RECORDS FOR THE EXERCISE:
━━━━━━━━━━

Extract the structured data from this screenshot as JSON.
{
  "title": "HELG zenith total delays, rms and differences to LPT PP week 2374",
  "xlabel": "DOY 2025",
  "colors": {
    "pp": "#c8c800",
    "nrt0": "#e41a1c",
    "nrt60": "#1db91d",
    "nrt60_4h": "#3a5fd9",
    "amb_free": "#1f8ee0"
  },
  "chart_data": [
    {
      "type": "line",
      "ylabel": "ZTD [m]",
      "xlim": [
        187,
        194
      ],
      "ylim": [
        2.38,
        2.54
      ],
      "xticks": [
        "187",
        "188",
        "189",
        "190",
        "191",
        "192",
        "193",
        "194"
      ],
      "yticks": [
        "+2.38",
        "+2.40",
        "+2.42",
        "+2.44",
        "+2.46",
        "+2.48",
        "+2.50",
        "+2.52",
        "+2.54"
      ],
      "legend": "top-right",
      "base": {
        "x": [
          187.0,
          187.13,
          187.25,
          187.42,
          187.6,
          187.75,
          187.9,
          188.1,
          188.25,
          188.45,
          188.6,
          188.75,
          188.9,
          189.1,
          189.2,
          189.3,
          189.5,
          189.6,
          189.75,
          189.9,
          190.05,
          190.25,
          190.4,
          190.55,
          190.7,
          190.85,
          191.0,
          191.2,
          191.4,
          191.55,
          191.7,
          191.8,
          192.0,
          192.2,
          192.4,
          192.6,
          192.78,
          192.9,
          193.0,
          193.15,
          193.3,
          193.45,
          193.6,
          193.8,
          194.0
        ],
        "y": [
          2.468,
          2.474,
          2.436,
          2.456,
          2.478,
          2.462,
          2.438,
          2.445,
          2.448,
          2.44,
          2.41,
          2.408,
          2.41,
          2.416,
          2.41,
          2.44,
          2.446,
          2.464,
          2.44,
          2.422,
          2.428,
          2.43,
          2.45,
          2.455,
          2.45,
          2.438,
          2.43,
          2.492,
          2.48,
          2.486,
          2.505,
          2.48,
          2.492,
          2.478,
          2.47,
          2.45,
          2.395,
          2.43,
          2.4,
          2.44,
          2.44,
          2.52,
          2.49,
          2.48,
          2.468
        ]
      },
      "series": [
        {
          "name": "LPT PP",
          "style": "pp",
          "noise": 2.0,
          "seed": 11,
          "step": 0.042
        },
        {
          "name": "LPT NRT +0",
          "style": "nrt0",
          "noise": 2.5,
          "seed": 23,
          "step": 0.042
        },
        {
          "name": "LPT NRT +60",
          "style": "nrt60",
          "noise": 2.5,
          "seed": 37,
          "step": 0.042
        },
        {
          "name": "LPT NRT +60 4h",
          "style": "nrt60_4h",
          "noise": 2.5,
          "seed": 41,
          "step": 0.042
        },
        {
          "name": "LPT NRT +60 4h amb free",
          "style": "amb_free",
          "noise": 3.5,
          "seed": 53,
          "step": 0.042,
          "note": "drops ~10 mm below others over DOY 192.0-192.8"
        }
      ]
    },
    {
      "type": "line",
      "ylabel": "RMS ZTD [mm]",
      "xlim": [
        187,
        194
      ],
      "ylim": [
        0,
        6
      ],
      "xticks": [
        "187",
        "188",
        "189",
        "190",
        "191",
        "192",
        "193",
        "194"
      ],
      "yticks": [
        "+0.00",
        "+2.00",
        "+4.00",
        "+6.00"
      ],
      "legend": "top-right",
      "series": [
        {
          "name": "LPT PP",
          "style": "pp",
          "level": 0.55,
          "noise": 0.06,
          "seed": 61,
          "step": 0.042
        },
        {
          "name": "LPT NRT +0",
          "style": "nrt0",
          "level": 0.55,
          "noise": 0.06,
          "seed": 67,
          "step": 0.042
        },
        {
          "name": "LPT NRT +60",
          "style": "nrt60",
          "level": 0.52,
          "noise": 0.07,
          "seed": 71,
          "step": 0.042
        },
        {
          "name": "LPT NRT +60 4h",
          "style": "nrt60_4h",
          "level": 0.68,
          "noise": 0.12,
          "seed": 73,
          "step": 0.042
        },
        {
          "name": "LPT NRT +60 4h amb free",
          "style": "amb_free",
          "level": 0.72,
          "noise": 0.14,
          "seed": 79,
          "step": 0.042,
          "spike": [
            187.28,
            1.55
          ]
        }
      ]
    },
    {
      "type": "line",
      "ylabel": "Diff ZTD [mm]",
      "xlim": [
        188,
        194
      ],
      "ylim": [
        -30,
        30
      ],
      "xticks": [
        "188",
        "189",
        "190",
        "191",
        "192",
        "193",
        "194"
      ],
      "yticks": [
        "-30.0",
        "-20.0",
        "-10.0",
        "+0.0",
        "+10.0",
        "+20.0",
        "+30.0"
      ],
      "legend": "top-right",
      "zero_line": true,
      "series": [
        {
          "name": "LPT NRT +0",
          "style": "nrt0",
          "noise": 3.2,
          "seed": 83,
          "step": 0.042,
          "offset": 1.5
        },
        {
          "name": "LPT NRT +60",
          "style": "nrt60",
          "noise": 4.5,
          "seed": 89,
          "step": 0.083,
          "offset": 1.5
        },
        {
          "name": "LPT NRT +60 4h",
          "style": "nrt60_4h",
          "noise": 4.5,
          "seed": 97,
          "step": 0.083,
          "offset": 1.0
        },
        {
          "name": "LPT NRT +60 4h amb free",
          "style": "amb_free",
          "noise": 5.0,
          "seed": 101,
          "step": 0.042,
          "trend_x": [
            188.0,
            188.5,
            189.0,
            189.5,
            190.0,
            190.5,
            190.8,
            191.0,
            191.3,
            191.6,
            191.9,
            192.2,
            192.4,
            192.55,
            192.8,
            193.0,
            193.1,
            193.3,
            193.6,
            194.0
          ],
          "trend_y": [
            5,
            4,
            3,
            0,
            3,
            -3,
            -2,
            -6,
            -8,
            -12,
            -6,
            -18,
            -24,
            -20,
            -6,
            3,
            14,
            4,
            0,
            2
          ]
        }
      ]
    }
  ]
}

━━━━━━━━━━

Copy all the lines, exactly.

RESULT BELOW:
Extract the structured data from this screenshot as JSON.
{
  "title": "HELG zenith total delays, rms and differences to LPT PP week 2374",
  "xlabel": "DOY 2025",
  "colors": {
    "pp": "#c8c800",
    "nrt0": "#e41a1c",
    "nrt60": "#1db91d",
    "nrt60_4h": "#3a5fd9",
    "amb_free": "#1f8ee0"
  },
  "chart_data": [
    {
      "type": "line",
      "ylabel": "ZTD [m]",
      "xlim": [
        187,
        194
      ],
      "ylim": [
        2.38,
        2.54
      ],
      "xticks": [
        "187",
        "188",
        "189",
        "190",
        "191",
        "192",
        "193",
        "194"
      ],
      "yticks": [
        "+2.38",
        "+2.40",
        "+2.42",
        "+2.44",
        "+2.46",
        "+2.48",
        "+2.50",
        "+2.52",
        "+2.54"
      ],
      "legend": "top-right",
      "base": {
        "x": [
          187.0,
          187.13,
          187.25,
          187.42,
          187.6,
          187.75,
          187.9,
          188.1,
          188.25,
          188.45,
          188.6,
          188.75,
          188.9,
          189.1,
          189.2,
          189.3,
          189.5,
          189.6,
          189.75,
          189.9,
          190.05,
          190.25,
          190.4,
          190.55,
          190.7,
          190.85,
          191.0,
          191.2,
          191.4,
          191.55,
          191.7,
          191.8,
          192.0,
          192.2,
          192.4,
          192.6,
          192.78,
          192.9,
          193.0,
          193.15,
          193.3,
          193.45,
          193.6,
          193.8,
          194.0
        ],
        "y": [
          2.468,
          2.474,
          2.436,
          2.456,
          2.478,
          2.462,
          2.438,
          2.445,
          2.448,
          2.44,
          2.41,
          2.408,
          2.41,
          2.416,
          2.41,
          2.44,
          2.446,
          2.464,
          2.44,
          2.422,
          2.428,
          2.43,
          2.45,
          2.455,
          2.45,
          2.438,
          2.43,
          2.492,
          2.48,
          2.486,
          2.505,
          2.48,
          2.492,
          2.478,
          2.47,
          2.45,
          2.395,
          2.43,
          2.4,
          2.44,
          2.44,
          2.52,
          2.49,
          2.48,
          2.468
        ]
      },
      "series": [
        {
          "name": "LPT PP",
          "style": "pp",
          "noise": 2.0,
          "seed": 11,
          "step": 0.042
        },
        {
          "name": "LPT NRT +0",
          "style": "nrt0",
          "noise": 2.5,
          "seed": 23,
          "step": 0.042
        },
        {
          "name": "LPT NRT +60",
          "style": "nrt60",
          "noise": 2.5,
          "seed": 37,
          "step": 0.042
        },
        {
          "name": "LPT NRT +60 4h",
          "style": "nrt60_4h",
          "noise": 2.5,
          "seed": 41,
          "step": 0.042
        },
        {
          "name": "LPT NRT +60 4h amb free",
          "style": "amb_free",
          "noise": 3.5,
          "seed": 53,
          "step": 0.042,
          "note": "drops ~10 mm below others over DOY 192.0-192.8"
        }
      ]
    },
    {
      "type": "line",
      "ylabel": "RMS ZTD [mm]",
      "xlim": [
        187,
        194
      ],
      "ylim": [
        0,
        6
      ],
      "xticks": [
        "187",
        "188",
        "189",
        "190",
        "191",
        "192",
        "193",
        "194"
      ],
      "yticks": [
        "+0.00",
        "+2.00",
        "+4.00",
        "+6.00"
      ],
      "legend": "top-right",
      "series": [
        {
          "name": "LPT PP",
          "style": "pp",
          "level": 0.55,
          "noise": 0.06,
          "seed": 61,
          "step": 0.042
        },
        {
          "name": "LPT NRT +0",
          "style": "nrt0",
          "level": 0.55,
          "noise": 0.06,
          "seed": 67,
          "step": 0.042
        },
        {
          "name": "LPT NRT +60",
          "style": "nrt60",
          "level": 0.52,
          "noise": 0.07,
          "seed": 71,
          "step": 0.042
        },
        {
          "name": "LPT NRT +60 4h",
          "style": "nrt60_4h",
          "level": 0.68,
          "noise": 0.12,
          "seed": 73,
          "step": 0.042
        },
        {
          "name": "LPT NRT +60 4h amb free",
          "style": "amb_free",
          "level": 0.72,
          "noise": 0.14,
          "seed": 79,
          "step": 0.042,
          "spike": [
            187.28,
            1.55
          ]
        }
      ]
    },
    {
      "type": "line",
      "ylabel": "Diff ZTD [mm]",
      "xlim": [
        188,
        194
      ],
      "ylim": [
        -30,
        30
      ],
      "xticks": [
        "188",
        "189",
        "190",
        "191",
        "192",
        "193",
        "194"
      ],
      "yticks": [
        "-30.0",
        "-20.0",
        "-10.0",
        "+0.0",
        "+10.0",
        "+20.0",
        "+30.0"
      ],
      "legend": "top-right",
      "zero_line": true,
      "series": [
        {
          "name": "LPT NRT +0",
          "style": "nrt0",
          "noise": 3.2,
          "seed": 83,
          "step": 0.042,
          "offset": 1.5
        },
        {
          "name": "LPT NRT +60",
          "style": "nrt60",
          "noise": 4.5,
          "seed": 89,
          "step": 0.083,
          "offset": 1.5
        },
        {
          "name": "LPT NRT +60 4h",
          "style": "nrt60_4h",
          "noise": 4.5,
          "seed": 97,
          "step": 0.083,
          "offset": 1.0
        },
        {
          "name": "LPT NRT +60 4h amb free",
          "style": "amb_free",
          "noise": 5.0,
          "seed": 101,
          "step": 0.042,
          "trend_x": [
            188.0,
            188.5,
            189.0,
            189.5,
            190.0,
            190.5,
            190.8,
            191.0,
            191.3,
            191.6,
            191.9,
            192.2,
            192.4,
            192.55,
            192.8,
            193.0,
            193.1,
            193.3,
            193.6,
            194.0
          ],
          "trend_y": [
            5,
            4,
            3,
            0,
            3,
            -3,
            -2,
            -6,
            -8,
            -12,
            -6,
            -18,
            -24,
            -20,
            -6,
            3,
            14,
            4,
            0,
            2
          ]
        }
      ]
    }
  ]
}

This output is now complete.